- **EXERCISE INSTRUCTIONS**: Go through the lines below and copy each one that holds the string "icon".

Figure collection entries
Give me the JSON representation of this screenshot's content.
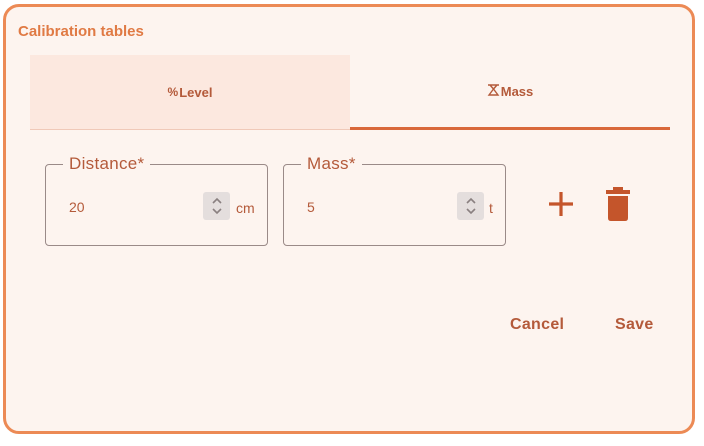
{
  "dialog": {
    "title": "Calibration tables"
  },
  "tabs": [
    {
      "label": "Level",
      "icon": "percent-icon",
      "selected": false
    },
    {
      "label": "Mass",
      "icon": "weight-icon",
      "selected": true
    }
  ],
  "fields": {
    "distance": {
      "label": "Distance*",
      "value": "20",
      "unit": "cm"
    },
    "mass": {
      "label": "Mass*",
      "value": "5",
      "unit": "t"
    }
  },
  "row_actions": {
    "add": "add-icon",
    "delete": "delete-icon"
  },
  "actions": {
    "cancel_label": "Cancel",
    "save_label": "Save"
  },
  "colors": {
    "accent": "#ec8a55",
    "text": "#b45a3a",
    "background": "#fdf4ef",
    "selected_tab_indicator": "#d9683a"
  }
}
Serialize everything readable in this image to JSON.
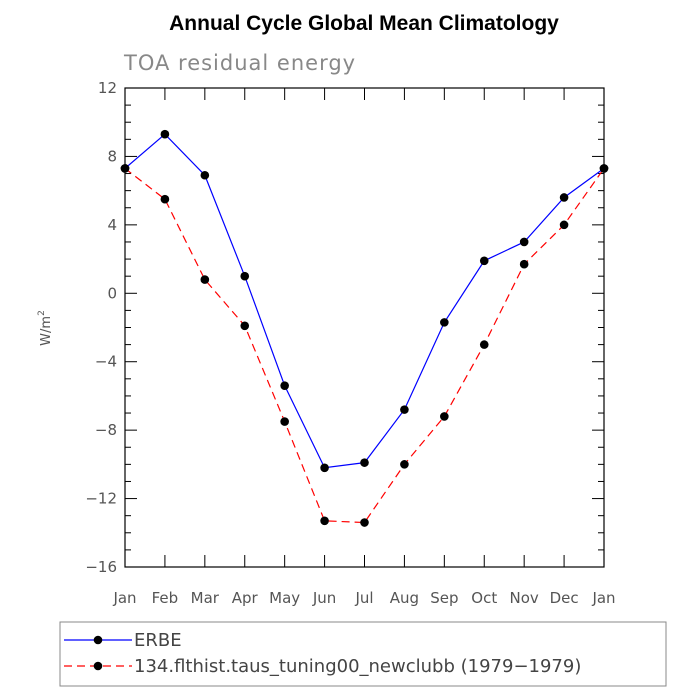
{
  "chart_data": {
    "type": "line",
    "title": "Annual Cycle Global Mean Climatology",
    "subtitle": "TOA residual energy",
    "ylabel": "W/m",
    "ylabel_sup": "2",
    "xlabel": "",
    "ylim": [
      -16,
      12
    ],
    "yticks": [
      12,
      8,
      4,
      0,
      -4,
      -8,
      -12,
      -16
    ],
    "ytick_labels": [
      "12",
      "8",
      "4",
      "0",
      "−4",
      "−8",
      "−12",
      "−16"
    ],
    "categories": [
      "Jan",
      "Feb",
      "Mar",
      "Apr",
      "May",
      "Jun",
      "Jul",
      "Aug",
      "Sep",
      "Oct",
      "Nov",
      "Dec",
      "Jan"
    ],
    "series": [
      {
        "name": "ERBE",
        "color": "#0000ff",
        "dash": "solid",
        "values": [
          7.3,
          9.3,
          6.9,
          1.0,
          -5.4,
          -10.2,
          -9.9,
          -6.8,
          -1.7,
          1.9,
          3.0,
          5.6,
          7.3
        ]
      },
      {
        "name": "134.flthist.taus_tuning00_newclubb (1979−1979)",
        "color": "#ff0000",
        "dash": "dashed",
        "values": [
          7.3,
          5.5,
          0.8,
          -1.9,
          -7.5,
          -13.3,
          -13.4,
          -10.0,
          -7.2,
          -3.0,
          1.7,
          4.0,
          7.3
        ]
      }
    ],
    "legend_position": "bottom"
  }
}
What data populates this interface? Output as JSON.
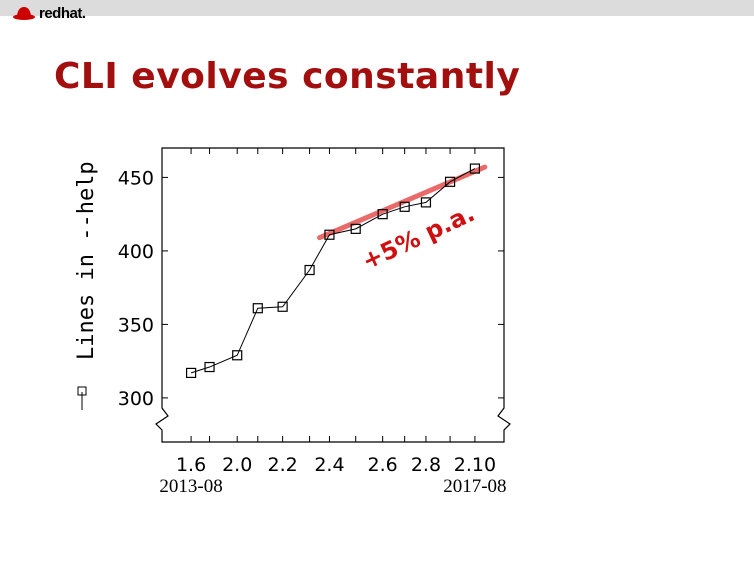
{
  "header": {
    "logo_text": "redhat."
  },
  "slide": {
    "title": "CLI evolves constantly"
  },
  "colors": {
    "title": "#a30e0e",
    "trend": "#e85a5a",
    "annotation": "#d01010"
  },
  "chart_data": {
    "type": "line",
    "ylabel": "Lines in --help",
    "xlim": [
      2013.26,
      2018.08
    ],
    "ylim": [
      270,
      470
    ],
    "yticks": [
      300,
      350,
      400,
      450
    ],
    "axis_break": "y-axis bottom",
    "grid": false,
    "legend": "in y-axis label",
    "x_ticks": [
      {
        "x": 2013.67,
        "label": "1.6"
      },
      {
        "x": 2013.93,
        "label": ""
      },
      {
        "x": 2014.32,
        "label": "2.0"
      },
      {
        "x": 2014.61,
        "label": ""
      },
      {
        "x": 2014.96,
        "label": "2.2"
      },
      {
        "x": 2015.34,
        "label": ""
      },
      {
        "x": 2015.62,
        "label": "2.4"
      },
      {
        "x": 2015.99,
        "label": ""
      },
      {
        "x": 2016.37,
        "label": "2.6"
      },
      {
        "x": 2016.68,
        "label": ""
      },
      {
        "x": 2016.98,
        "label": "2.8"
      },
      {
        "x": 2017.32,
        "label": ""
      },
      {
        "x": 2017.67,
        "label": "2.10"
      }
    ],
    "date_labels": [
      {
        "x": 2013.67,
        "label": "2013-08"
      },
      {
        "x": 2017.67,
        "label": "2017-08"
      }
    ],
    "series": [
      {
        "marker": "square",
        "x": [
          2013.67,
          2013.93,
          2014.32,
          2014.61,
          2014.96,
          2015.34,
          2015.62,
          2015.99,
          2016.37,
          2016.68,
          2016.98,
          2017.32,
          2017.67
        ],
        "y": [
          317,
          321,
          329,
          361,
          362,
          387,
          411,
          415,
          425,
          430,
          433,
          447,
          456
        ]
      }
    ],
    "trend": {
      "x": [
        2015.48,
        2017.81
      ],
      "y": [
        409,
        457
      ],
      "label": "+5% p.a."
    }
  }
}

- **WRITTEN SOLUTION**:
      "icon": "percent-icon",
      "icon": "weight-icon",
    "add": "add-icon",
    "delete": "delete-icon"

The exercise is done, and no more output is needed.